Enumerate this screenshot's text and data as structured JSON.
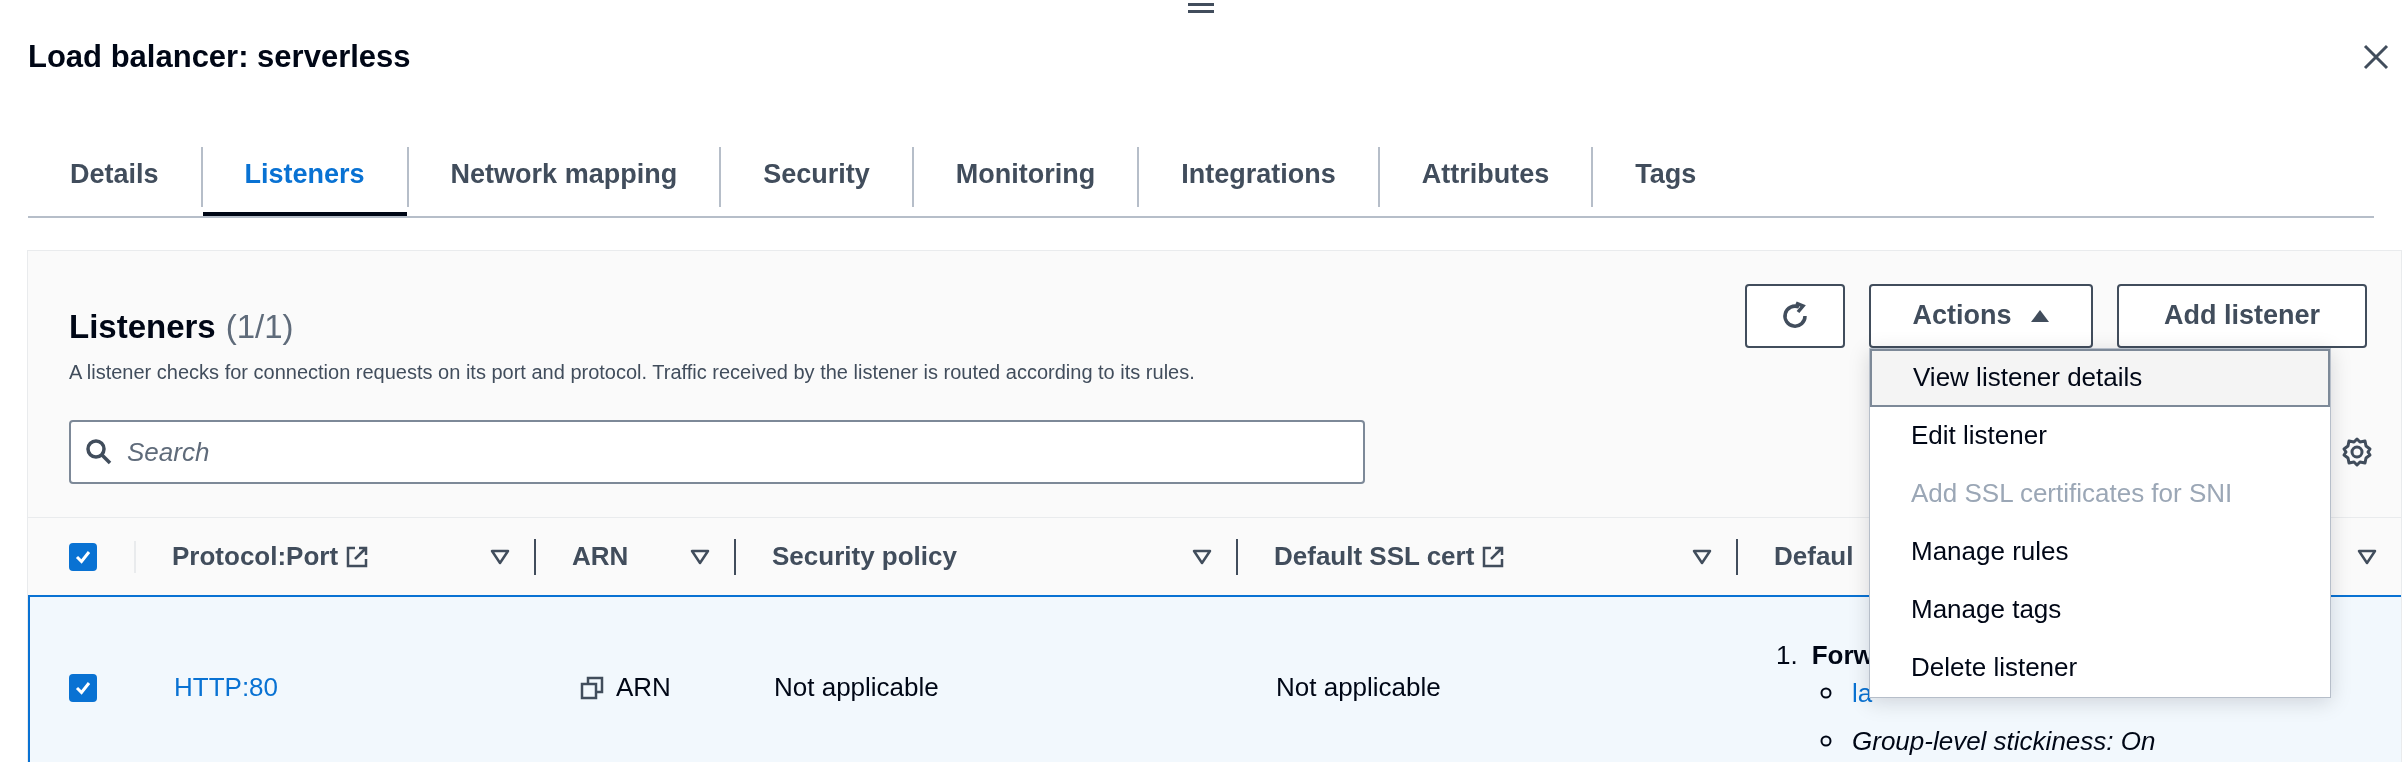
{
  "title": "Load balancer: serverless",
  "tabs": [
    {
      "label": "Details",
      "selected": false
    },
    {
      "label": "Listeners",
      "selected": true
    },
    {
      "label": "Network mapping",
      "selected": false
    },
    {
      "label": "Security",
      "selected": false
    },
    {
      "label": "Monitoring",
      "selected": false
    },
    {
      "label": "Integrations",
      "selected": false
    },
    {
      "label": "Attributes",
      "selected": false
    },
    {
      "label": "Tags",
      "selected": false
    }
  ],
  "panel": {
    "heading": "Listeners",
    "count": "(1/1)",
    "description": "A listener checks for connection requests on its port and protocol. Traffic received by the listener is routed according to its rules.",
    "search": {
      "placeholder": "Search"
    },
    "actions_label": "Actions",
    "add_label": "Add listener",
    "menu": {
      "expanded": true,
      "items": [
        {
          "label": "View listener details",
          "highlighted": true,
          "disabled": false
        },
        {
          "label": "Edit listener",
          "highlighted": false,
          "disabled": false
        },
        {
          "label": "Add SSL certificates for SNI",
          "highlighted": false,
          "disabled": true
        },
        {
          "label": "Manage rules",
          "highlighted": false,
          "disabled": false
        },
        {
          "label": "Manage tags",
          "highlighted": false,
          "disabled": false
        },
        {
          "label": "Delete listener",
          "highlighted": false,
          "disabled": false
        }
      ]
    }
  },
  "table": {
    "all_selected": true,
    "columns": [
      {
        "label": "Protocol:Port",
        "external": true
      },
      {
        "label": "ARN",
        "external": false
      },
      {
        "label": "Security policy",
        "external": false
      },
      {
        "label": "Default SSL cert",
        "external": true
      },
      {
        "label": "Defaul",
        "external": false
      }
    ],
    "rows": [
      {
        "selected": true,
        "protocol_port": "HTTP:80",
        "arn": "ARN",
        "security_policy": "Not applicable",
        "default_ssl_cert": "Not applicable",
        "action_number": "1.",
        "action": "Forw",
        "details": [
          {
            "kind": "link",
            "text": "la"
          },
          {
            "kind": "italic",
            "text": "Group-level stickiness: On"
          }
        ]
      }
    ]
  }
}
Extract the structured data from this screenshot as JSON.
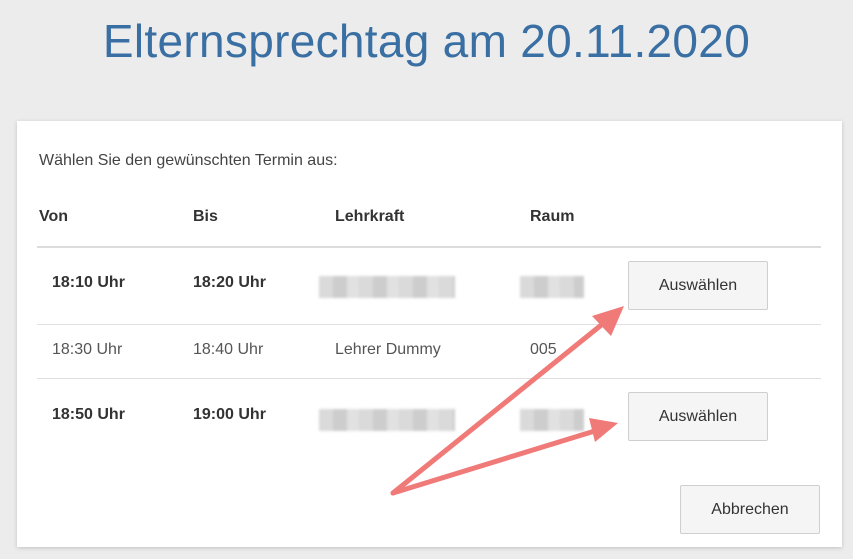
{
  "page": {
    "title": "Elternsprechtag am 20.11.2020"
  },
  "dialog": {
    "instruction": "Wählen Sie den gewünschten Termin aus:",
    "columns": {
      "from": "Von",
      "to": "Bis",
      "teacher": "Lehrkraft",
      "room": "Raum"
    },
    "rows": [
      {
        "from": "18:10 Uhr",
        "to": "18:20 Uhr",
        "teacher": "",
        "room": "",
        "button": "Auswählen",
        "available": true
      },
      {
        "from": "18:30 Uhr",
        "to": "18:40 Uhr",
        "teacher": "Lehrer Dummy",
        "room": "005",
        "button": "",
        "available": false
      },
      {
        "from": "18:50 Uhr",
        "to": "19:00 Uhr",
        "teacher": "",
        "room": "",
        "button": "Auswählen",
        "available": true
      }
    ],
    "cancel_label": "Abbrechen"
  },
  "annotation": {
    "arrow_color": "#f07a78"
  }
}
= = = =
WHAT THE TASK ASKS: Copy, without the pictures, exactly the lines from the line with "Extract the structured" through the end of the material above, both ends included.

RESULT:
Extract the structured data from this screenshot as JSON.
{
  "page": {
    "title": "Elternsprechtag am 20.11.2020"
  },
  "dialog": {
    "instruction": "Wählen Sie den gewünschten Termin aus:",
    "columns": {
      "from": "Von",
      "to": "Bis",
      "teacher": "Lehrkraft",
      "room": "Raum"
    },
    "rows": [
      {
        "from": "18:10 Uhr",
        "to": "18:20 Uhr",
        "teacher": "",
        "room": "",
        "button": "Auswählen",
        "available": true
      },
      {
        "from": "18:30 Uhr",
        "to": "18:40 Uhr",
        "teacher": "Lehrer Dummy",
        "room": "005",
        "button": "",
        "available": false
      },
      {
        "from": "18:50 Uhr",
        "to": "19:00 Uhr",
        "teacher": "",
        "room": "",
        "button": "Auswählen",
        "available": true
      }
    ],
    "cancel_label": "Abbrechen"
  },
  "annotation": {
    "arrow_color": "#f07a78"
  }
}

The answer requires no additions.